**Supplied material**
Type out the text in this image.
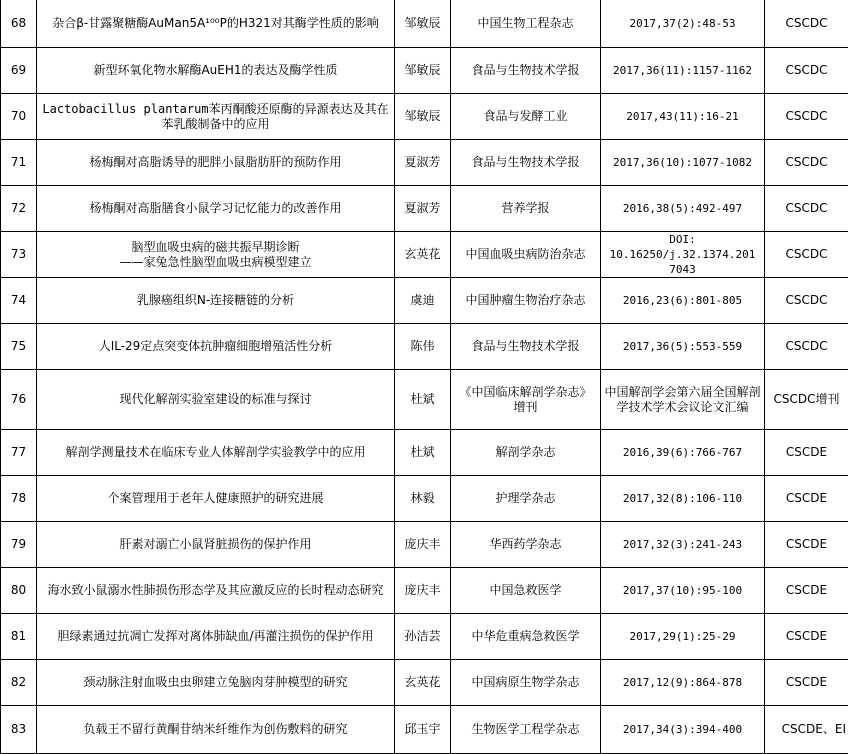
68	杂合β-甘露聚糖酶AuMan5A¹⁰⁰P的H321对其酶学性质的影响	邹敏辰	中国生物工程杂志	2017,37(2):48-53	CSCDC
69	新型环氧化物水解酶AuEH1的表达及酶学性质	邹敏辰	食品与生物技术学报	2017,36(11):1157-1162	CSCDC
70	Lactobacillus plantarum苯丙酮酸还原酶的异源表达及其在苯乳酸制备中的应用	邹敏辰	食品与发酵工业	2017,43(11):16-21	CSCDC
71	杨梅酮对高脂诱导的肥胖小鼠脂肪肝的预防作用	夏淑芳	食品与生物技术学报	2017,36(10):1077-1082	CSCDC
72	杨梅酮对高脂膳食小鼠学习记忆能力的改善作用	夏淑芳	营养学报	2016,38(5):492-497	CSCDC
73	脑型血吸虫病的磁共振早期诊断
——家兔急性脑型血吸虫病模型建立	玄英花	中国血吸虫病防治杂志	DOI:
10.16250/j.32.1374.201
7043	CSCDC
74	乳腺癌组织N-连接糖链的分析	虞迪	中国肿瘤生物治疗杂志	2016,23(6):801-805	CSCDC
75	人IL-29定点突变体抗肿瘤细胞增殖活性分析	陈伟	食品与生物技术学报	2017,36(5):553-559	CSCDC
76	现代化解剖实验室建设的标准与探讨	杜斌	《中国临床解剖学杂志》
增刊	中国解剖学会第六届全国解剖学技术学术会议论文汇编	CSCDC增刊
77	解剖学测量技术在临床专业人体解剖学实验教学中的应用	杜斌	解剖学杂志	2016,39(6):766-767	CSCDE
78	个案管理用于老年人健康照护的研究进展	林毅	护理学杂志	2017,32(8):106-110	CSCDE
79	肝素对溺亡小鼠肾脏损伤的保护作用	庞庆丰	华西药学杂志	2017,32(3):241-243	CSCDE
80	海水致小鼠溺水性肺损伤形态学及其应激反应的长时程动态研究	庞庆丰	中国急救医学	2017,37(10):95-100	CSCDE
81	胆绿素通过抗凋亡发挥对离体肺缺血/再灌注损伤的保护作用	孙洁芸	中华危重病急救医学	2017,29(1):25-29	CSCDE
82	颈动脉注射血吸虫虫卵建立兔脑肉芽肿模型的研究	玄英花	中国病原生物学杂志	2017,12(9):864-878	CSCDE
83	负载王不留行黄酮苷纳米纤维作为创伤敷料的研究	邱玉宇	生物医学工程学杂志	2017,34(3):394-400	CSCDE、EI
...
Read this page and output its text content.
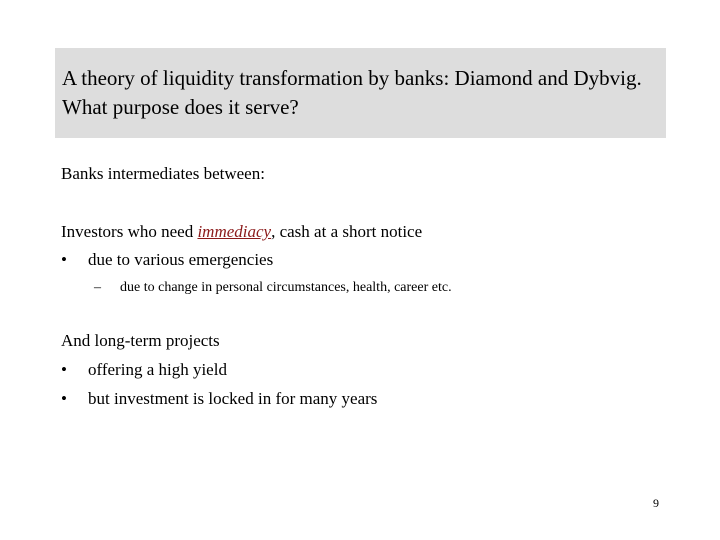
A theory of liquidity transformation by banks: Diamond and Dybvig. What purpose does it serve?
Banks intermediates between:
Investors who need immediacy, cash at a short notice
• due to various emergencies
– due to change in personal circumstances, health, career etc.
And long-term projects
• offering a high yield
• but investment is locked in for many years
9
...
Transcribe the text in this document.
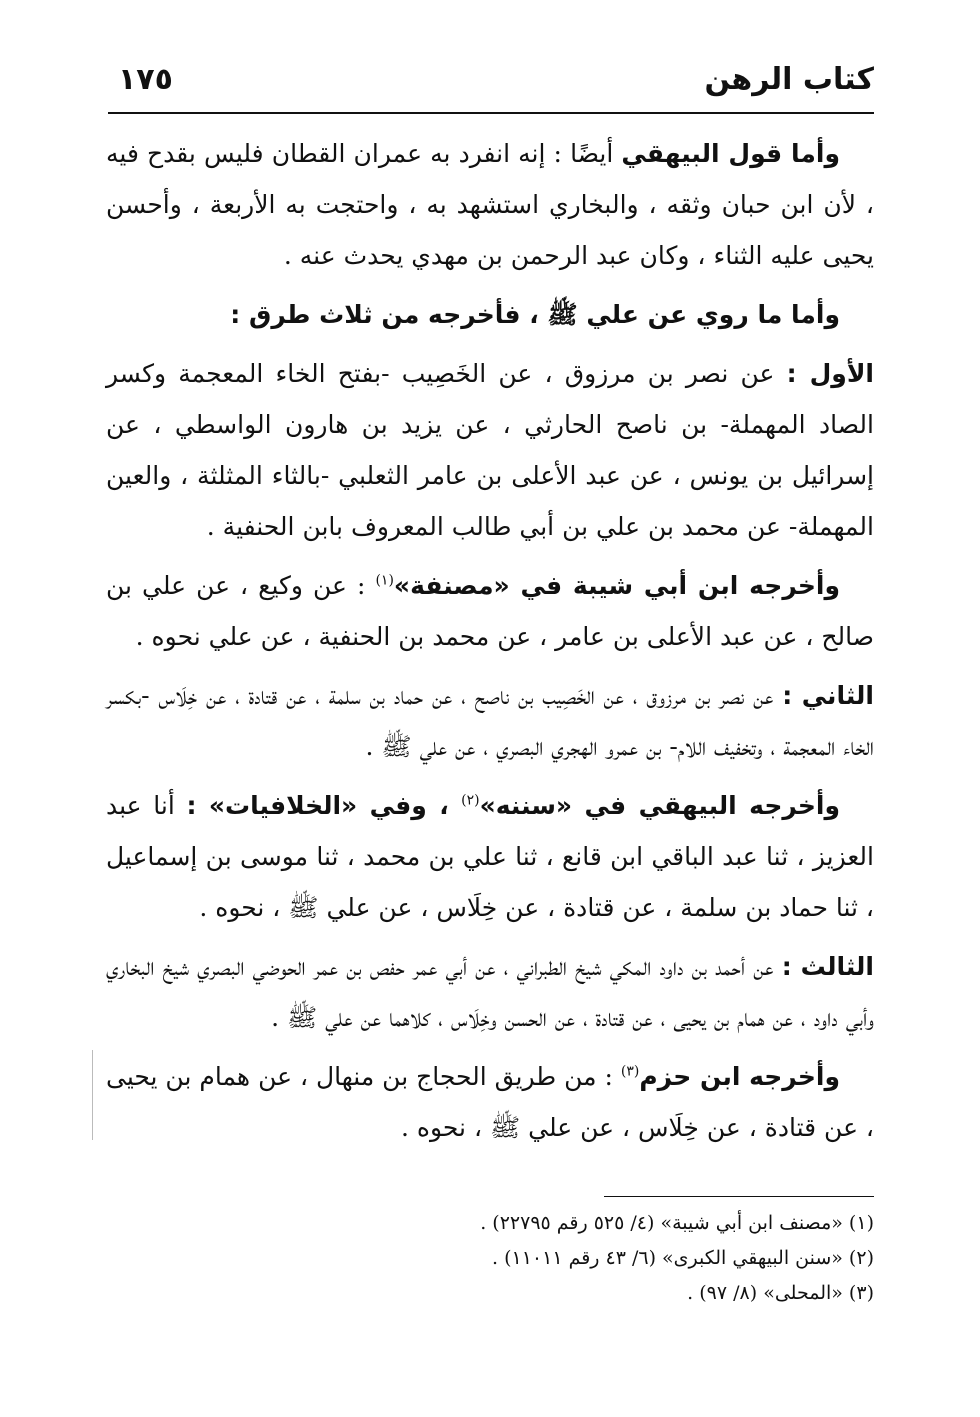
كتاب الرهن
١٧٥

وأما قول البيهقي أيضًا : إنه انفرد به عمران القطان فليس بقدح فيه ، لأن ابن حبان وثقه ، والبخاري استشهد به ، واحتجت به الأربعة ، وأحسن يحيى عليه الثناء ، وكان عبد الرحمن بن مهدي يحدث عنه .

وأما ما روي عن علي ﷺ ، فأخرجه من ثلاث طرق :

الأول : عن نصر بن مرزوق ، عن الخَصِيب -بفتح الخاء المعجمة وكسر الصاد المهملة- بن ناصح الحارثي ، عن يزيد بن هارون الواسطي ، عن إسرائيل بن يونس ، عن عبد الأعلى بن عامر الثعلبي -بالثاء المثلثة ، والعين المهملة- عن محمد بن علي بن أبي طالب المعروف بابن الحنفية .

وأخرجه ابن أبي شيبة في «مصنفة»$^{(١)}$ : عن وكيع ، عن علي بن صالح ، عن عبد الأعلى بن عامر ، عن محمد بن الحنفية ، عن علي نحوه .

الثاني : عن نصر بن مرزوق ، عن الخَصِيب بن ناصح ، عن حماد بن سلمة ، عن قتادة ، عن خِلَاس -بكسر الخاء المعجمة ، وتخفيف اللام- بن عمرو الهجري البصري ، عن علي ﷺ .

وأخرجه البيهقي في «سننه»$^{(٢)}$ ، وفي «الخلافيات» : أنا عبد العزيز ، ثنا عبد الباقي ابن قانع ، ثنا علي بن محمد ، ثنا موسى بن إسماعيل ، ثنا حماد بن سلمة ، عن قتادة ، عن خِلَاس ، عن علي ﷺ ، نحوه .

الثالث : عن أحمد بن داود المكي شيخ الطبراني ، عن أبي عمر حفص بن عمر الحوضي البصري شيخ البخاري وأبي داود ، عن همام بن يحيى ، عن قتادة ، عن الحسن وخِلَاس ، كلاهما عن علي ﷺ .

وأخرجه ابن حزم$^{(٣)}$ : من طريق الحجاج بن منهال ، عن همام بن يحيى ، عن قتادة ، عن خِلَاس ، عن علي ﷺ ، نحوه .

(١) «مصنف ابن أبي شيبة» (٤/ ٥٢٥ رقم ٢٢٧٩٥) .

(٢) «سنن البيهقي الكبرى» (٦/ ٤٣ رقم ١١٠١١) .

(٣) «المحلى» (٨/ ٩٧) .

**Given exercise**
Say, as a bare number, how many lines in the entries above include the string "سلمة".

**Task response**
2